TASK OBJECTIVE:
Any picture among the records should be left out, please; retype the rest exactly.

SUPPLIED INFORMATION:

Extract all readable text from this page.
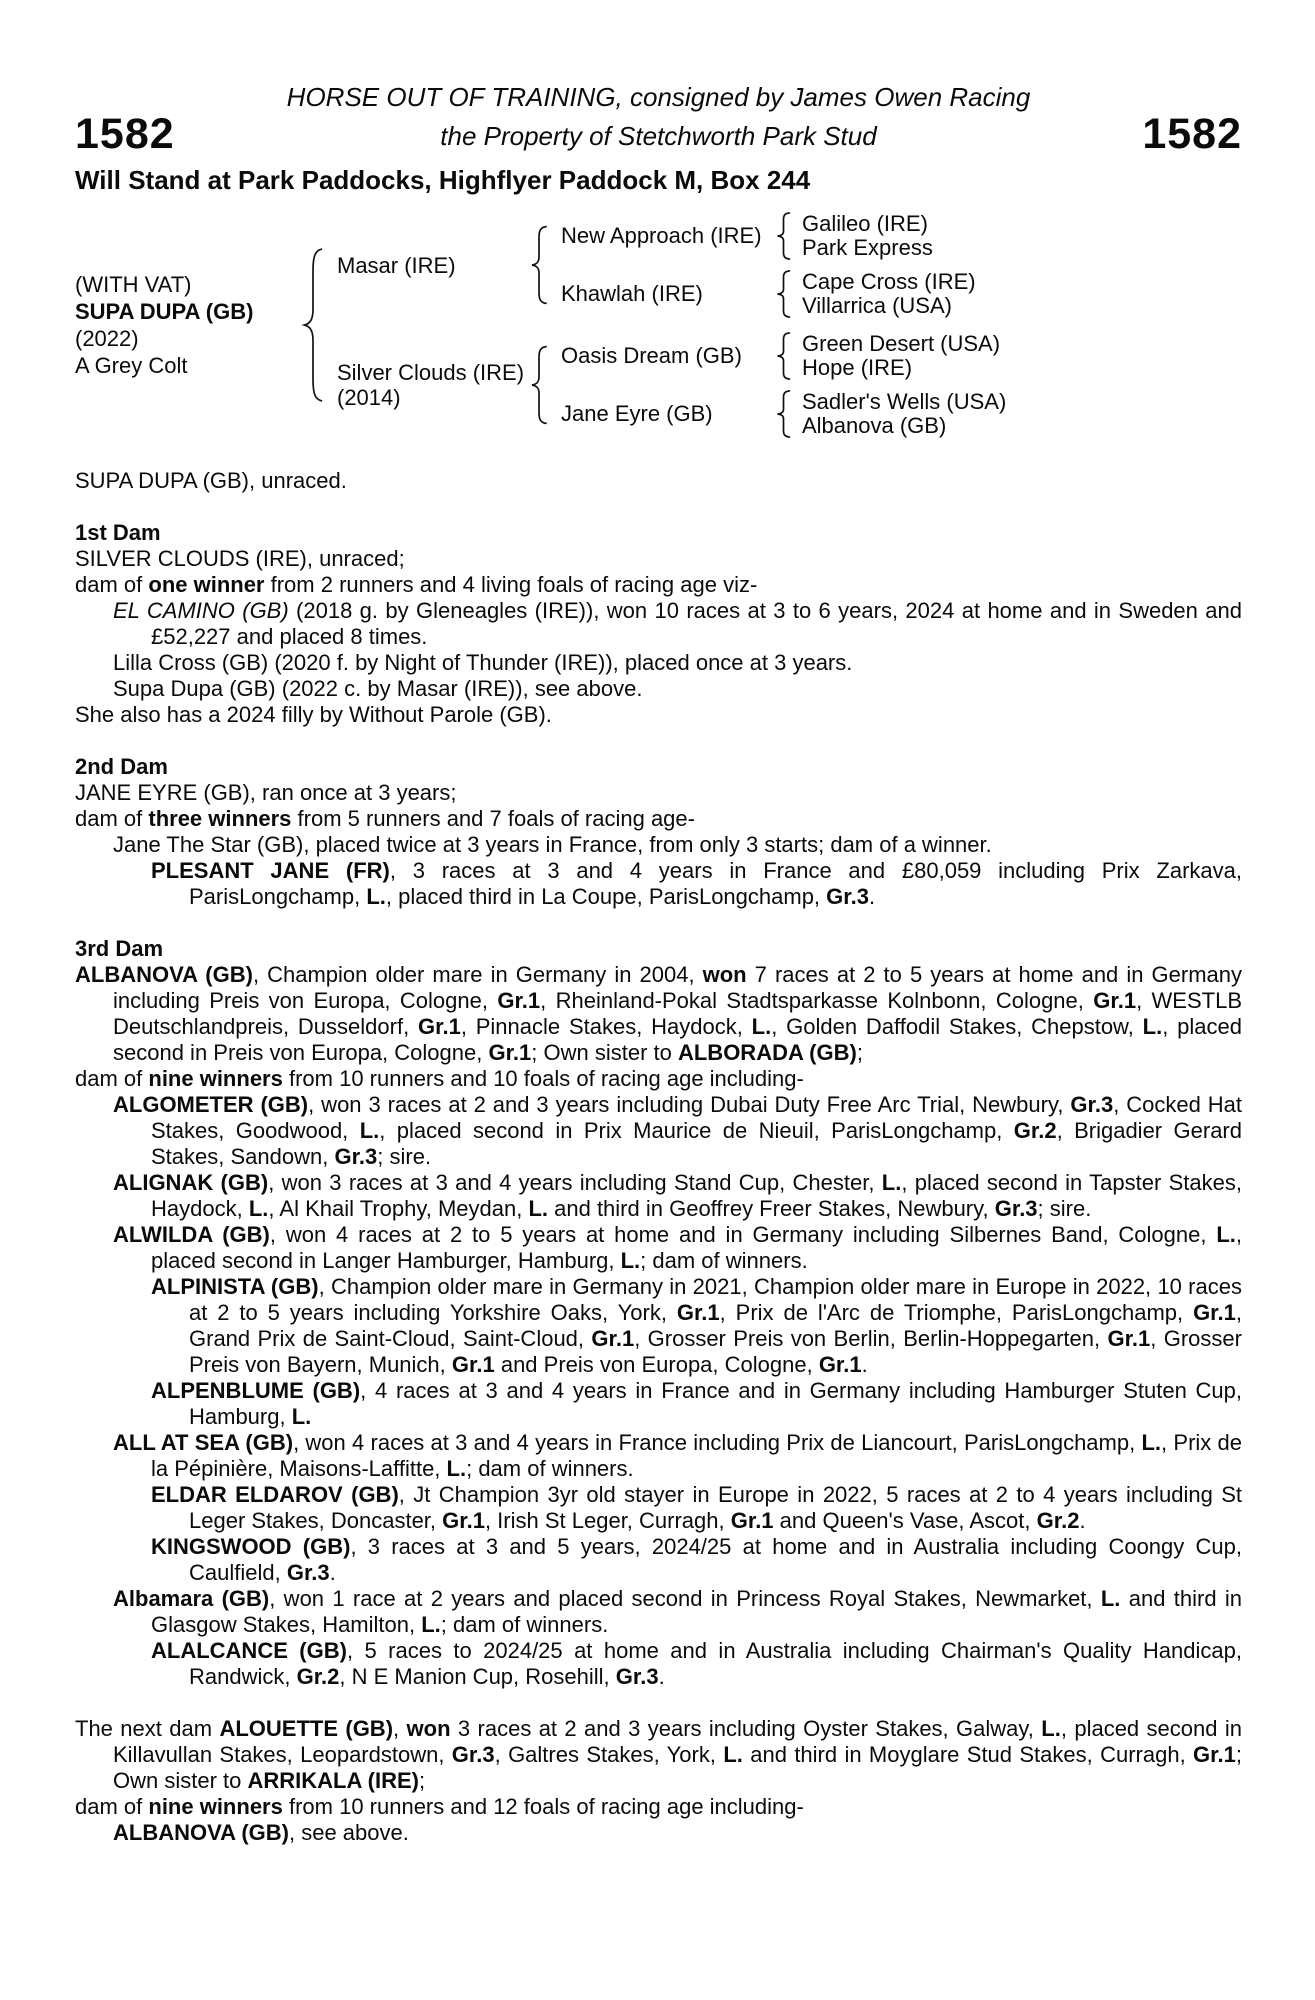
1582
HORSE OUT OF TRAINING, consigned by James Owen Racing
the Property of Stetchworth Park Stud	1582
Will Stand at Park Paddocks, Highflyer Paddock M, Box 244
(WITH VAT)
SUPA DUPA (GB)
(2022)
A Grey Colt
Masar (IRE)
New Approach (IRE)	Galileo (IRE)
Park Express
Khawlah (IRE)	Cape Cross (IRE)
Villarrica (USA)
Silver Clouds (IRE)
(2014)
Oasis Dream (GB)	Green Desert (USA)
Hope (IRE)
Jane Eyre (GB)	Sadler's Wells (USA)
Albanova (GB)
SUPA DUPA (GB), unraced.
1st Dam
SILVER CLOUDS (IRE), unraced;
dam of one winner from 2 runners and 4 living foals of racing age viz-
EL CAMINO (GB) (2018 g. by Gleneagles (IRE)), won 10 races at 3 to 6 years, 2024 at home and in Sweden and £52,227 and placed 8 times.
Lilla Cross (GB) (2020 f. by Night of Thunder (IRE)), placed once at 3 years.
Supa Dupa (GB) (2022 c. by Masar (IRE)), see above.
She also has a 2024 filly by Without Parole (GB).
2nd Dam
JANE EYRE (GB), ran once at 3 years;
dam of three winners from 5 runners and 7 foals of racing age-
Jane The Star (GB), placed twice at 3 years in France, from only 3 starts; dam of a winner.
PLESANT JANE (FR), 3 races at 3 and 4 years in France and £80,059 including Prix Zarkava, ParisLongchamp, L., placed third in La Coupe, ParisLongchamp, Gr.3.
3rd Dam
ALBANOVA (GB), Champion older mare in Germany in 2004, won 7 races at 2 to 5 years at home and in Germany including Preis von Europa, Cologne, Gr.1, Rheinland-Pokal Stadtsparkasse Kolnbonn, Cologne, Gr.1, WESTLB Deutschlandpreis, Dusseldorf, Gr.1, Pinnacle Stakes, Haydock, L., Golden Daffodil Stakes, Chepstow, L., placed second in Preis von Europa, Cologne, Gr.1; Own sister to ALBORADA (GB);
dam of nine winners from 10 runners and 10 foals of racing age including-
ALGOMETER (GB), won 3 races at 2 and 3 years including Dubai Duty Free Arc Trial, Newbury, Gr.3, Cocked Hat Stakes, Goodwood, L., placed second in Prix Maurice de Nieuil, ParisLongchamp, Gr.2, Brigadier Gerard Stakes, Sandown, Gr.3; sire.
ALIGNAK (GB), won 3 races at 3 and 4 years including Stand Cup, Chester, L., placed second in Tapster Stakes, Haydock, L., Al Khail Trophy, Meydan, L. and third in Geoffrey Freer Stakes, Newbury, Gr.3; sire.
ALWILDA (GB), won 4 races at 2 to 5 years at home and in Germany including Silbernes Band, Cologne, L., placed second in Langer Hamburger, Hamburg, L.; dam of winners.
ALPINISTA (GB), Champion older mare in Germany in 2021, Champion older mare in Europe in 2022, 10 races at 2 to 5 years including Yorkshire Oaks, York, Gr.1, Prix de l'Arc de Triomphe, ParisLongchamp, Gr.1, Grand Prix de Saint-Cloud, Saint-Cloud, Gr.1, Grosser Preis von Berlin, Berlin-Hoppegarten, Gr.1, Grosser Preis von Bayern, Munich, Gr.1 and Preis von Europa, Cologne, Gr.1.
ALPENBLUME (GB), 4 races at 3 and 4 years in France and in Germany including Hamburger Stuten Cup, Hamburg, L.
ALL AT SEA (GB), won 4 races at 3 and 4 years in France including Prix de Liancourt, ParisLongchamp, L., Prix de la Pépinière, Maisons-Laffitte, L.; dam of winners.
ELDAR ELDAROV (GB), Jt Champion 3yr old stayer in Europe in 2022, 5 races at 2 to 4 years including St Leger Stakes, Doncaster, Gr.1, Irish St Leger, Curragh, Gr.1 and Queen's Vase, Ascot, Gr.2.
KINGSWOOD (GB), 3 races at 3 and 5 years, 2024/25 at home and in Australia including Coongy Cup, Caulfield, Gr.3.
Albamara (GB), won 1 race at 2 years and placed second in Princess Royal Stakes, Newmarket, L. and third in Glasgow Stakes, Hamilton, L.; dam of winners.
ALALCANCE (GB), 5 races to 2024/25 at home and in Australia including Chairman's Quality Handicap, Randwick, Gr.2, N E Manion Cup, Rosehill, Gr.3.
The next dam ALOUETTE (GB), won 3 races at 2 and 3 years including Oyster Stakes, Galway, L., placed second in Killavullan Stakes, Leopardstown, Gr.3, Galtres Stakes, York, L. and third in Moyglare Stud Stakes, Curragh, Gr.1; Own sister to ARRIKALA (IRE);
dam of nine winners from 10 runners and 12 foals of racing age including-
ALBANOVA (GB), see above.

EXERCISE SOLUTION:
Extract all readable text from this page.
1582
HORSE OUT OF TRAINING, consigned by James Owen Racing
the Property of Stetchworth Park Stud	1582
Will Stand at Park Paddocks, Highflyer Paddock M, Box 244
(WITH VAT)
SUPA DUPA (GB)
(2022)
A Grey Colt
Masar (IRE)
New Approach (IRE)	Galileo (IRE)
Park Express
Khawlah (IRE)	Cape Cross (IRE)
Villarrica (USA)
Silver Clouds (IRE)
(2014)
Oasis Dream (GB)	Green Desert (USA)
Hope (IRE)
Jane Eyre (GB)	Sadler's Wells (USA)
Albanova (GB)
SUPA DUPA (GB), unraced.
1st Dam
SILVER CLOUDS (IRE), unraced;
dam of one winner from 2 runners and 4 living foals of racing age viz-
EL CAMINO (GB) (2018 g. by Gleneagles (IRE)), won 10 races at 3 to 6 years, 2024 at home and in Sweden and £52,227 and placed 8 times.
Lilla Cross (GB) (2020 f. by Night of Thunder (IRE)), placed once at 3 years.
Supa Dupa (GB) (2022 c. by Masar (IRE)), see above.
She also has a 2024 filly by Without Parole (GB).
2nd Dam
JANE EYRE (GB), ran once at 3 years;
dam of three winners from 5 runners and 7 foals of racing age-
Jane The Star (GB), placed twice at 3 years in France, from only 3 starts; dam of a winner.
PLESANT JANE (FR), 3 races at 3 and 4 years in France and £80,059 including Prix Zarkava, ParisLongchamp, L., placed third in La Coupe, ParisLongchamp, Gr.3.
3rd Dam
ALBANOVA (GB), Champion older mare in Germany in 2004, won 7 races at 2 to 5 years at home and in Germany including Preis von Europa, Cologne, Gr.1, Rheinland-Pokal Stadtsparkasse Kolnbonn, Cologne, Gr.1, WESTLB Deutschlandpreis, Dusseldorf, Gr.1, Pinnacle Stakes, Haydock, L., Golden Daffodil Stakes, Chepstow, L., placed second in Preis von Europa, Cologne, Gr.1; Own sister to ALBORADA (GB);
dam of nine winners from 10 runners and 10 foals of racing age including-
ALGOMETER (GB), won 3 races at 2 and 3 years including Dubai Duty Free Arc Trial, Newbury, Gr.3, Cocked Hat Stakes, Goodwood, L., placed second in Prix Maurice de Nieuil, ParisLongchamp, Gr.2, Brigadier Gerard Stakes, Sandown, Gr.3; sire.
ALIGNAK (GB), won 3 races at 3 and 4 years including Stand Cup, Chester, L., placed second in Tapster Stakes, Haydock, L., Al Khail Trophy, Meydan, L. and third in Geoffrey Freer Stakes, Newbury, Gr.3; sire.
ALWILDA (GB), won 4 races at 2 to 5 years at home and in Germany including Silbernes Band, Cologne, L., placed second in Langer Hamburger, Hamburg, L.; dam of winners.
ALPINISTA (GB), Champion older mare in Germany in 2021, Champion older mare in Europe in 2022, 10 races at 2 to 5 years including Yorkshire Oaks, York, Gr.1, Prix de l'Arc de Triomphe, ParisLongchamp, Gr.1, Grand Prix de Saint-Cloud, Saint-Cloud, Gr.1, Grosser Preis von Berlin, Berlin-Hoppegarten, Gr.1, Grosser Preis von Bayern, Munich, Gr.1 and Preis von Europa, Cologne, Gr.1.
ALPENBLUME (GB), 4 races at 3 and 4 years in France and in Germany including Hamburger Stuten Cup, Hamburg, L.
ALL AT SEA (GB), won 4 races at 3 and 4 years in France including Prix de Liancourt, ParisLongchamp, L., Prix de la Pépinière, Maisons-Laffitte, L.; dam of winners.
ELDAR ELDAROV (GB), Jt Champion 3yr old stayer in Europe in 2022, 5 races at 2 to 4 years including St Leger Stakes, Doncaster, Gr.1, Irish St Leger, Curragh, Gr.1 and Queen's Vase, Ascot, Gr.2.
KINGSWOOD (GB), 3 races at 3 and 5 years, 2024/25 at home and in Australia including Coongy Cup, Caulfield, Gr.3.
Albamara (GB), won 1 race at 2 years and placed second in Princess Royal Stakes, Newmarket, L. and third in Glasgow Stakes, Hamilton, L.; dam of winners.
ALALCANCE (GB), 5 races to 2024/25 at home and in Australia including Chairman's Quality Handicap, Randwick, Gr.2, N E Manion Cup, Rosehill, Gr.3.
The next dam ALOUETTE (GB), won 3 races at 2 and 3 years including Oyster Stakes, Galway, L., placed second in Killavullan Stakes, Leopardstown, Gr.3, Galtres Stakes, York, L. and third in Moyglare Stud Stakes, Curragh, Gr.1; Own sister to ARRIKALA (IRE);
dam of nine winners from 10 runners and 12 foals of racing age including-
ALBANOVA (GB), see above.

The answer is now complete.